#### What is needed:
Return the material exactly as supplied, apart from the pictures, which are omitted.

(Saved entries)
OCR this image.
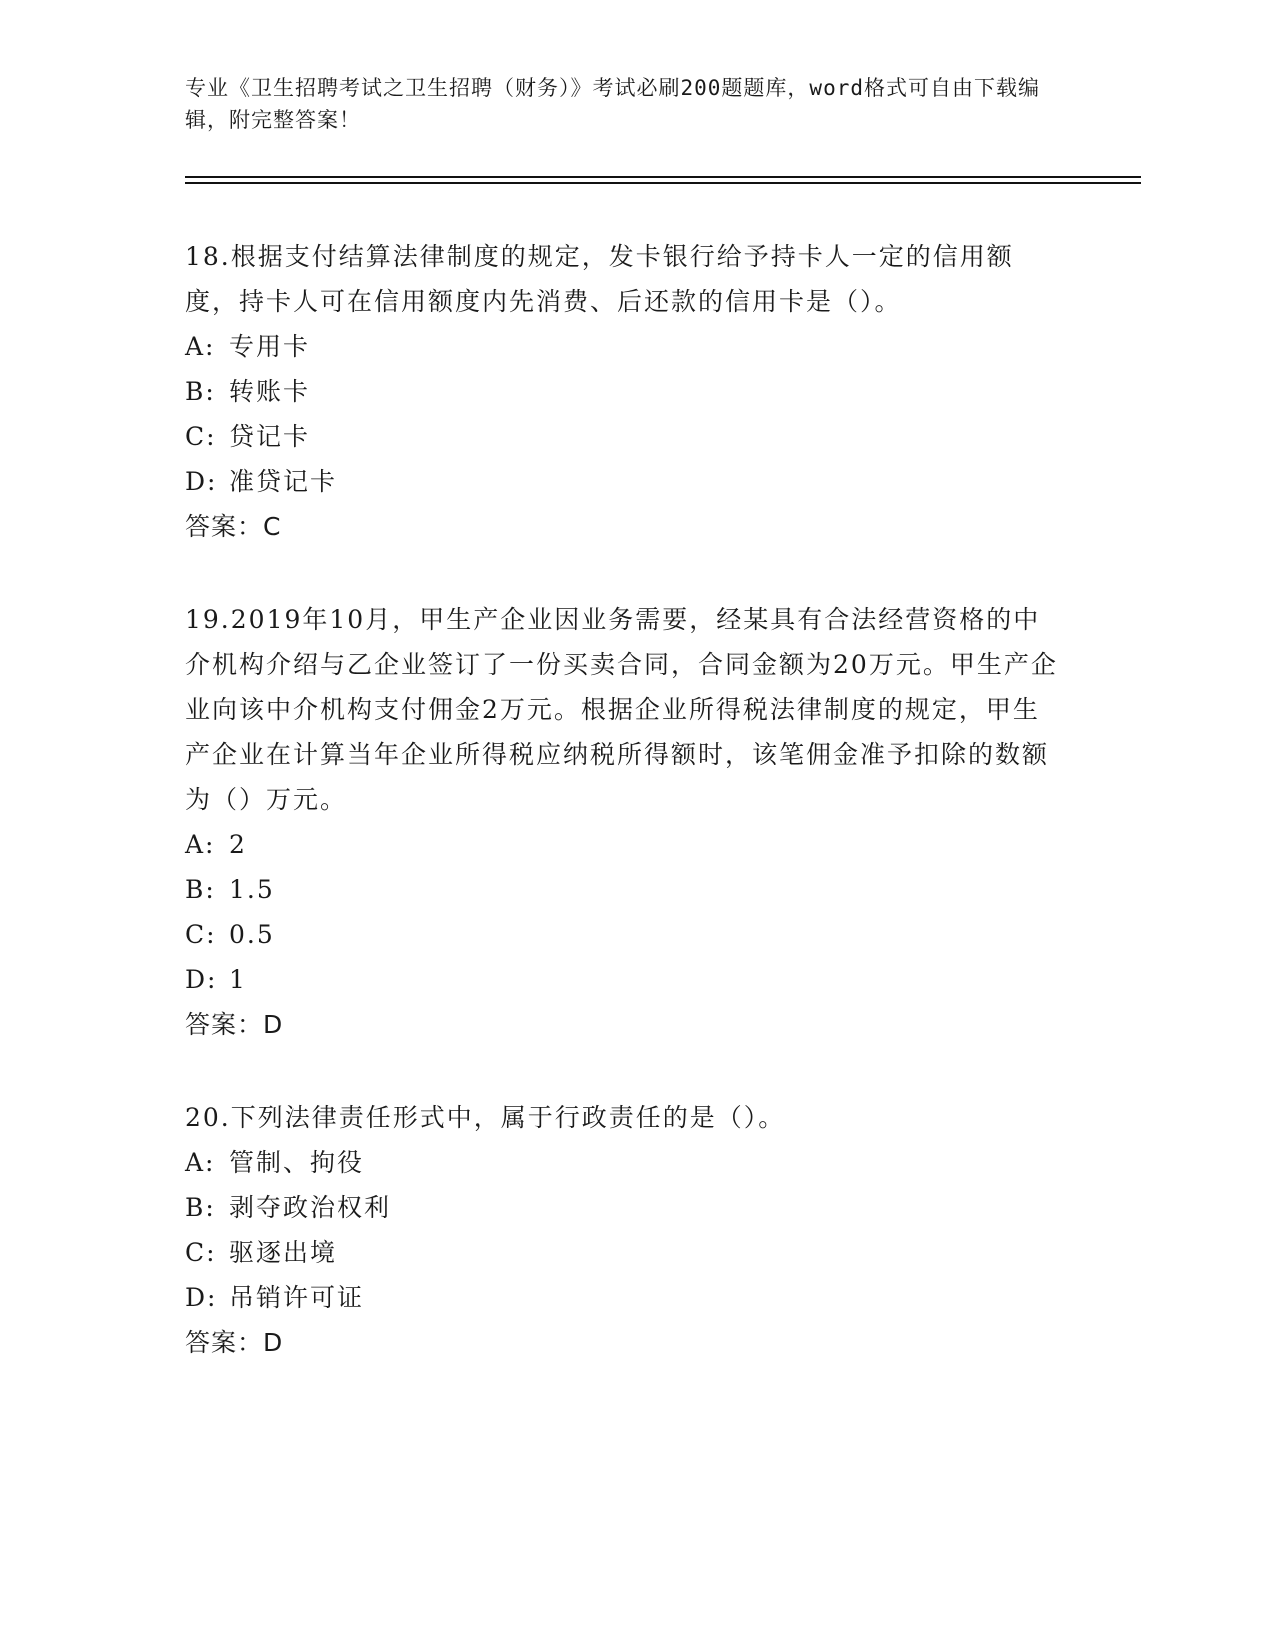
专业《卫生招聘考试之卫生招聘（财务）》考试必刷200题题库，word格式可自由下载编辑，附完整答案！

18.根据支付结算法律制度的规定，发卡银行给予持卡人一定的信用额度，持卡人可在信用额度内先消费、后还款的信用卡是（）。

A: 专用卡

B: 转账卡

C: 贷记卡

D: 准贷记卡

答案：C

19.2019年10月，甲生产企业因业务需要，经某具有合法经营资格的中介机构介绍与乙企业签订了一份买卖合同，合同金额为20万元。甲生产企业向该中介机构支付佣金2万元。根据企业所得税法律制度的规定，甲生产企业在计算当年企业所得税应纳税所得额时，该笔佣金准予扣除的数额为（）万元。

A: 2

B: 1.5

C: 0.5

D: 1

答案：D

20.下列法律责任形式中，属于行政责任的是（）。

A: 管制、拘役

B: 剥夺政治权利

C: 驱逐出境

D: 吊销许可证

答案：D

#### Solved exercise:
OCR this image.
专业《卫生招聘考试之卫生招聘（财务）》考试必刷200题题库，word格式可自由下载编辑，附完整答案！

18.根据支付结算法律制度的规定，发卡银行给予持卡人一定的信用额度，持卡人可在信用额度内先消费、后还款的信用卡是（）。

A: 专用卡

B: 转账卡

C: 贷记卡

D: 准贷记卡

答案：C

19.2019年10月，甲生产企业因业务需要，经某具有合法经营资格的中介机构介绍与乙企业签订了一份买卖合同，合同金额为20万元。甲生产企业向该中介机构支付佣金2万元。根据企业所得税法律制度的规定，甲生产企业在计算当年企业所得税应纳税所得额时，该笔佣金准予扣除的数额为（）万元。

A: 2

B: 1.5

C: 0.5

D: 1

答案：D

20.下列法律责任形式中，属于行政责任的是（）。

A: 管制、拘役

B: 剥夺政治权利

C: 驱逐出境

D: 吊销许可证

答案：D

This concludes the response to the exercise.